**STATED GOAL**
Exactly as given, repeat all of the entries.

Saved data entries
▬▬▬▬▬▬▬▬▬▬
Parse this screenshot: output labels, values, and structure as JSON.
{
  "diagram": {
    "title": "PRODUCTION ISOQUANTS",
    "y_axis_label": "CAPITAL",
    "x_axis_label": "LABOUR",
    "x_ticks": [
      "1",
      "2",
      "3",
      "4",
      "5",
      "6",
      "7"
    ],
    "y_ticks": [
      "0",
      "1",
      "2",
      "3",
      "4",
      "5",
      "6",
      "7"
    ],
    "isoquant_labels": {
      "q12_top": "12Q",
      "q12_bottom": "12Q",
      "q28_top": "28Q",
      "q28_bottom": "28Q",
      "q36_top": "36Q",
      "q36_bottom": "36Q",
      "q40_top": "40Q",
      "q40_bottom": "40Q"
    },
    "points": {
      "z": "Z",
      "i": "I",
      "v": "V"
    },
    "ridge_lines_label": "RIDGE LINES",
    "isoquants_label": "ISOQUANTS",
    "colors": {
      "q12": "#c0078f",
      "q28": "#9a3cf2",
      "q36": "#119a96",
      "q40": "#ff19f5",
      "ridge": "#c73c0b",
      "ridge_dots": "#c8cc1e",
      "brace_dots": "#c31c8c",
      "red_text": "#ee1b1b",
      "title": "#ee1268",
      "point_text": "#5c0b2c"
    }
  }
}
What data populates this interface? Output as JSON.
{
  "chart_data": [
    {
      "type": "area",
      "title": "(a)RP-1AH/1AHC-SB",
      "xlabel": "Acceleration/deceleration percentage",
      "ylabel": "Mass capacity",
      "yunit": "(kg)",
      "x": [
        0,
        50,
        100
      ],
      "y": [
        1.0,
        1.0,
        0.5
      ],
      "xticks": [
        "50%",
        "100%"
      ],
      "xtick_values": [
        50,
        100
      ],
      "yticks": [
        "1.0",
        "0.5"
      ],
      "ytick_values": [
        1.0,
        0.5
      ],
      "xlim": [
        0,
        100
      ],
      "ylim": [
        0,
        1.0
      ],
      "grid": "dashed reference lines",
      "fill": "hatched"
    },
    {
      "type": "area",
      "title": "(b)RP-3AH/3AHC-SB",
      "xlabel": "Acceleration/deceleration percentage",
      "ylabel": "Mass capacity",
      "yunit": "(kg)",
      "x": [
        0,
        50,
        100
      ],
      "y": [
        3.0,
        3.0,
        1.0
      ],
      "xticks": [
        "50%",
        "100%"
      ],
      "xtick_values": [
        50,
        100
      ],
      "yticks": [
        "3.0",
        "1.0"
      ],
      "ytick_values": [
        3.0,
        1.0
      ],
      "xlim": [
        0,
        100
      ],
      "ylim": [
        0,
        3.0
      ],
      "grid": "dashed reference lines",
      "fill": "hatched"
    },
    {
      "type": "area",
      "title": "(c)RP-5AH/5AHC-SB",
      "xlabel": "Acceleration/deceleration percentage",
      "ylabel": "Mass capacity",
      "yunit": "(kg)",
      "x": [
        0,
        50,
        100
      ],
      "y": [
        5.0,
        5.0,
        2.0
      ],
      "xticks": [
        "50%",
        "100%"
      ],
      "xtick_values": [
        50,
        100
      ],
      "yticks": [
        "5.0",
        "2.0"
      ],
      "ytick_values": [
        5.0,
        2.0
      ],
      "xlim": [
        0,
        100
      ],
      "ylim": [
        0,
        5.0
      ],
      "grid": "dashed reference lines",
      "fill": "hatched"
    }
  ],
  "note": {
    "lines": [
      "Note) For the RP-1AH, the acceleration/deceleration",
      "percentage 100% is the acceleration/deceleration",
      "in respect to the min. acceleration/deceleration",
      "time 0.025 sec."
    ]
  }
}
▬▬▬▬▬▬▬▬▬▬
**FULL RESPONSE**
Parse this screenshot: output labels, values, and structure as JSON.
{
  "diagram": {
    "title": "PRODUCTION ISOQUANTS",
    "y_axis_label": "CAPITAL",
    "x_axis_label": "LABOUR",
    "x_ticks": [
      "1",
      "2",
      "3",
      "4",
      "5",
      "6",
      "7"
    ],
    "y_ticks": [
      "0",
      "1",
      "2",
      "3",
      "4",
      "5",
      "6",
      "7"
    ],
    "isoquant_labels": {
      "q12_top": "12Q",
      "q12_bottom": "12Q",
      "q28_top": "28Q",
      "q28_bottom": "28Q",
      "q36_top": "36Q",
      "q36_bottom": "36Q",
      "q40_top": "40Q",
      "q40_bottom": "40Q"
    },
    "points": {
      "z": "Z",
      "i": "I",
      "v": "V"
    },
    "ridge_lines_label": "RIDGE LINES",
    "isoquants_label": "ISOQUANTS",
    "colors": {
      "q12": "#c0078f",
      "q28": "#9a3cf2",
      "q36": "#119a96",
      "q40": "#ff19f5",
      "ridge": "#c73c0b",
      "ridge_dots": "#c8cc1e",
      "brace_dots": "#c31c8c",
      "red_text": "#ee1b1b",
      "title": "#ee1268",
      "point_text": "#5c0b2c"
    }
  }
}
What data populates this interface? Output as JSON.
{
  "chart_data": [
    {
      "type": "area",
      "title": "(a)RP-1AH/1AHC-SB",
      "xlabel": "Acceleration/deceleration percentage",
      "ylabel": "Mass capacity",
      "yunit": "(kg)",
      "x": [
        0,
        50,
        100
      ],
      "y": [
        1.0,
        1.0,
        0.5
      ],
      "xticks": [
        "50%",
        "100%"
      ],
      "xtick_values": [
        50,
        100
      ],
      "yticks": [
        "1.0",
        "0.5"
      ],
      "ytick_values": [
        1.0,
        0.5
      ],
      "xlim": [
        0,
        100
      ],
      "ylim": [
        0,
        1.0
      ],
      "grid": "dashed reference lines",
      "fill": "hatched"
    },
    {
      "type": "area",
      "title": "(b)RP-3AH/3AHC-SB",
      "xlabel": "Acceleration/deceleration percentage",
      "ylabel": "Mass capacity",
      "yunit": "(kg)",
      "x": [
        0,
        50,
        100
      ],
      "y": [
        3.0,
        3.0,
        1.0
      ],
      "xticks": [
        "50%",
        "100%"
      ],
      "xtick_values": [
        50,
        100
      ],
      "yticks": [
        "3.0",
        "1.0"
      ],
      "ytick_values": [
        3.0,
        1.0
      ],
      "xlim": [
        0,
        100
      ],
      "ylim": [
        0,
        3.0
      ],
      "grid": "dashed reference lines",
      "fill": "hatched"
    },
    {
      "type": "area",
      "title": "(c)RP-5AH/5AHC-SB",
      "xlabel": "Acceleration/deceleration percentage",
      "ylabel": "Mass capacity",
      "yunit": "(kg)",
      "x": [
        0,
        50,
        100
      ],
      "y": [
        5.0,
        5.0,
        2.0
      ],
      "xticks": [
        "50%",
        "100%"
      ],
      "xtick_values": [
        50,
        100
      ],
      "yticks": [
        "5.0",
        "2.0"
      ],
      "ytick_values": [
        5.0,
        2.0
      ],
      "xlim": [
        0,
        100
      ],
      "ylim": [
        0,
        5.0
      ],
      "grid": "dashed reference lines",
      "fill": "hatched"
    }
  ],
  "note": {
    "lines": [
      "Note) For the RP-1AH, the acceleration/deceleration",
      "percentage 100% is the acceleration/deceleration",
      "in respect to the min. acceleration/deceleration",
      "time 0.025 sec."
    ]
  }
}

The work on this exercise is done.